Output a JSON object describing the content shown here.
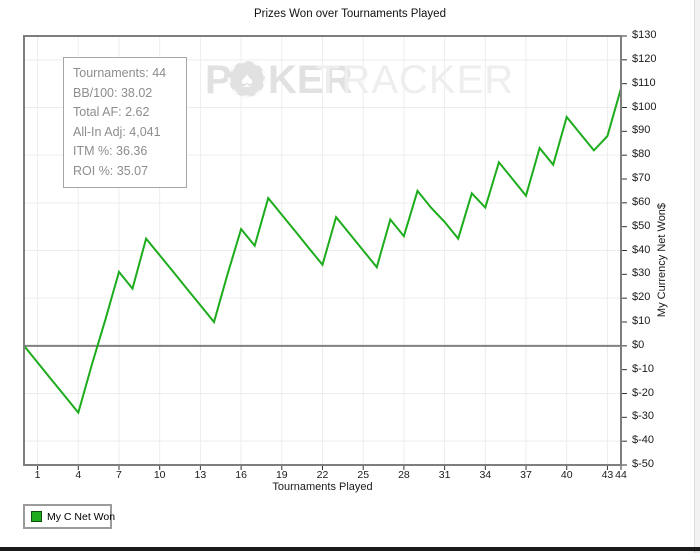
{
  "title": "Prizes Won over Tournaments Played",
  "stats_box": {
    "lines": [
      "Tournaments: 44",
      "BB/100: 38.02",
      "Total AF: 2.62",
      "All-In Adj: 4,041",
      "ITM %: 36.36",
      "ROI %: 35.07"
    ]
  },
  "watermark": {
    "text_bold_1": "P",
    "text_bold_2": "KER",
    "text_light": "TRACKER",
    "chip_icon": "poker-chip-icon",
    "chip_glyph": "♠"
  },
  "legend": {
    "label": "My C Net Won",
    "swatch_color": "#1cac1c"
  },
  "axes": {
    "x": {
      "label": "Tournaments Played",
      "ticks": [
        1,
        4,
        7,
        10,
        13,
        16,
        19,
        22,
        25,
        28,
        31,
        34,
        37,
        40,
        43,
        44
      ]
    },
    "y": {
      "label": "My Currency Net Won$",
      "ticks": [
        {
          "value": 130,
          "label": "$130"
        },
        {
          "value": 120,
          "label": "$120"
        },
        {
          "value": 110,
          "label": "$110"
        },
        {
          "value": 100,
          "label": "$100"
        },
        {
          "value": 90,
          "label": "$90"
        },
        {
          "value": 80,
          "label": "$80"
        },
        {
          "value": 70,
          "label": "$70"
        },
        {
          "value": 60,
          "label": "$60"
        },
        {
          "value": 50,
          "label": "$50"
        },
        {
          "value": 40,
          "label": "$40"
        },
        {
          "value": 30,
          "label": "$30"
        },
        {
          "value": 20,
          "label": "$20"
        },
        {
          "value": 10,
          "label": "$10"
        },
        {
          "value": 0,
          "label": "$0"
        },
        {
          "value": -10,
          "label": "$-10"
        },
        {
          "value": -20,
          "label": "$-20"
        },
        {
          "value": -30,
          "label": "$-30"
        },
        {
          "value": -40,
          "label": "$-40"
        },
        {
          "value": -50,
          "label": "$-50"
        }
      ],
      "grid_values": [
        120,
        100,
        80,
        60,
        40,
        20,
        -20,
        -40
      ]
    }
  },
  "chart_data": {
    "type": "line",
    "title": "Prizes Won over Tournaments Played",
    "xlabel": "Tournaments Played",
    "ylabel": "My Currency Net Won$",
    "xlim": [
      0,
      44
    ],
    "ylim": [
      -50,
      130
    ],
    "x_ticks": [
      1,
      4,
      7,
      10,
      13,
      16,
      19,
      22,
      25,
      28,
      31,
      34,
      37,
      40,
      43,
      44
    ],
    "y_tick_step": 10,
    "grid": true,
    "zero_line": true,
    "legend_position": "bottom-left",
    "series": [
      {
        "name": "My C Net Won",
        "color": "#1cac1c",
        "x": [
          0,
          1,
          2,
          3,
          4,
          5,
          6,
          7,
          8,
          9,
          10,
          11,
          12,
          13,
          14,
          15,
          16,
          17,
          18,
          19,
          20,
          21,
          22,
          23,
          24,
          25,
          26,
          27,
          28,
          29,
          30,
          31,
          32,
          33,
          34,
          35,
          36,
          37,
          38,
          39,
          40,
          41,
          42,
          43,
          44
        ],
        "values": [
          0,
          -7,
          -14,
          -21,
          -28,
          -8,
          11,
          31,
          24,
          45,
          38,
          31,
          24,
          17,
          10,
          30,
          49,
          42,
          62,
          55,
          48,
          41,
          34,
          54,
          47,
          40,
          33,
          53,
          46,
          65,
          58,
          52,
          45,
          64,
          58,
          77,
          70,
          63,
          83,
          76,
          96,
          89,
          82,
          88,
          108
        ]
      }
    ]
  },
  "colors": {
    "line": "#1cac1c",
    "grid": "#ededed",
    "plot_border": "#7e7e7e",
    "zero_line": "#808080",
    "tick_text": "#1a1a1a",
    "stats_text": "#8d8d8d",
    "watermark_bold": "#e1e1e1",
    "watermark_light": "#eeeeee",
    "bottom_bar": "#1a1a1a"
  }
}
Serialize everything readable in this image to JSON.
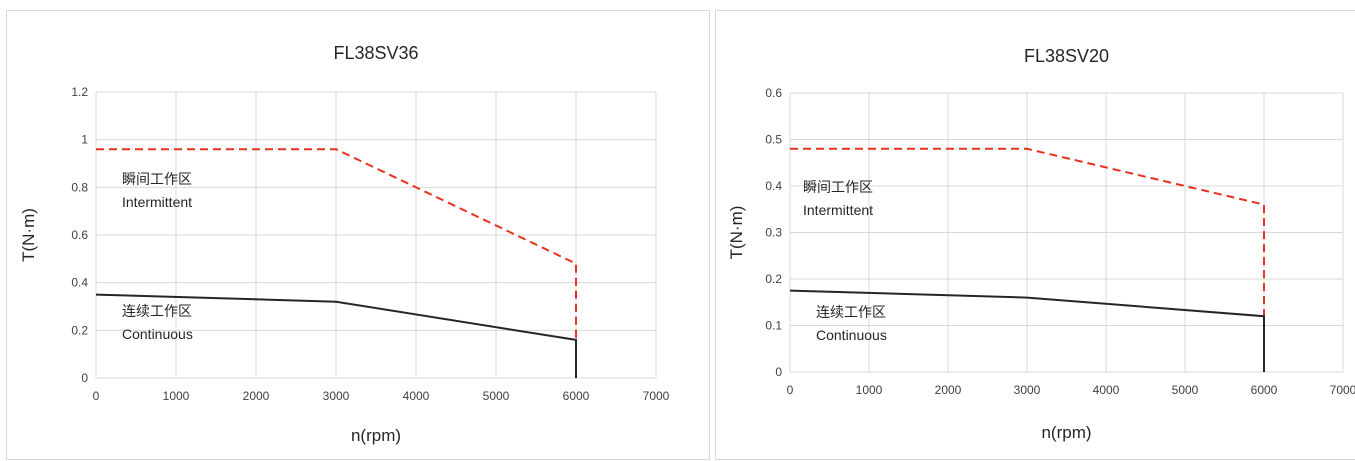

+++++

Every record is to be reproduced exactly, with no pictures included.

Output a JSON object describing the content shown here.
{
  "title": "Prizes Won over Tournaments Played",
  "stats_box": {
    "lines": [
      "Tournaments: 44",
      "BB/100: 38.02",
      "Total AF: 2.62",
      "All-In Adj: 4,041",
      "ITM %: 36.36",
      "ROI %: 35.07"
    ]
  },
  "watermark": {
    "text_bold_1": "P",
    "text_bold_2": "KER",
    "text_light": "TRACKER",
    "chip_icon": "poker-chip-icon",
    "chip_glyph": "♠"
  },
  "legend": {
    "label": "My C Net Won",
    "swatch_color": "#1cac1c"
  },
  "axes": {
    "x": {
      "label": "Tournaments Played",
      "ticks": [
        1,
        4,
        7,
        10,
        13,
        16,
        19,
        22,
        25,
        28,
        31,
        34,
        37,
        40,
        43,
        44
      ]
    },
    "y": {
      "label": "My Currency Net Won$",
      "ticks": [
        {
          "value": 130,
          "label": "$130"
        },
        {
          "value": 120,
          "label": "$120"
        },
        {
          "value": 110,
          "label": "$110"
        },
        {
          "value": 100,
          "label": "$100"
        },
        {
          "value": 90,
          "label": "$90"
        },
        {
          "value": 80,
          "label": "$80"
        },
        {
          "value": 70,
          "label": "$70"
        },
        {
          "value": 60,
          "label": "$60"
        },
        {
          "value": 50,
          "label": "$50"
        },
        {
          "value": 40,
          "label": "$40"
        },
        {
          "value": 30,
          "label": "$30"
        },
        {
          "value": 20,
          "label": "$20"
        },
        {
          "value": 10,
          "label": "$10"
        },
        {
          "value": 0,
          "label": "$0"
        },
        {
          "value": -10,
          "label": "$-10"
        },
        {
          "value": -20,
          "label": "$-20"
        },
        {
          "value": -30,
          "label": "$-30"
        },
        {
          "value": -40,
          "label": "$-40"
        },
        {
          "value": -50,
          "label": "$-50"
        }
      ],
      "grid_values": [
        120,
        100,
        80,
        60,
        40,
        20,
        -20,
        -40
      ]
    }
  },
  "chart_data": {
    "type": "line",
    "title": "Prizes Won over Tournaments Played",
    "xlabel": "Tournaments Played",
    "ylabel": "My Currency Net Won$",
    "xlim": [
      0,
      44
    ],
    "ylim": [
      -50,
      130
    ],
    "x_ticks": [
      1,
      4,
      7,
      10,
      13,
      16,
      19,
      22,
      25,
      28,
      31,
      34,
      37,
      40,
      43,
      44
    ],
    "y_tick_step": 10,
    "grid": true,
    "zero_line": true,
    "legend_position": "bottom-left",
    "series": [
      {
        "name": "My C Net Won",
        "color": "#1cac1c",
        "x": [
          0,
          1,
          2,
          3,
          4,
          5,
          6,
          7,
          8,
          9,
          10,
          11,
          12,
          13,
          14,
          15,
          16,
          17,
          18,
          19,
          20,
          21,
          22,
          23,
          24,
          25,
          26,
          27,
          28,
          29,
          30,
          31,
          32,
          33,
          34,
          35,
          36,
          37,
          38,
          39,
          40,
          41,
          42,
          43,
          44
        ],
        "values": [
          0,
          -7,
          -14,
          -21,
          -28,
          -8,
          11,
          31,
          24,
          45,
          38,
          31,
          24,
          17,
          10,
          30,
          49,
          42,
          62,
          55,
          48,
          41,
          34,
          54,
          47,
          40,
          33,
          53,
          46,
          65,
          58,
          52,
          45,
          64,
          58,
          77,
          70,
          63,
          83,
          76,
          96,
          89,
          82,
          88,
          108
        ]
      }
    ]
  },
  "colors": {
    "line": "#1cac1c",
    "grid": "#ededed",
    "plot_border": "#7e7e7e",
    "zero_line": "#808080",
    "tick_text": "#1a1a1a",
    "stats_text": "#8d8d8d",
    "watermark_bold": "#e1e1e1",
    "watermark_light": "#eeeeee",
    "bottom_bar": "#1a1a1a"
  }
}
Serialize everything readable in this image to JSON.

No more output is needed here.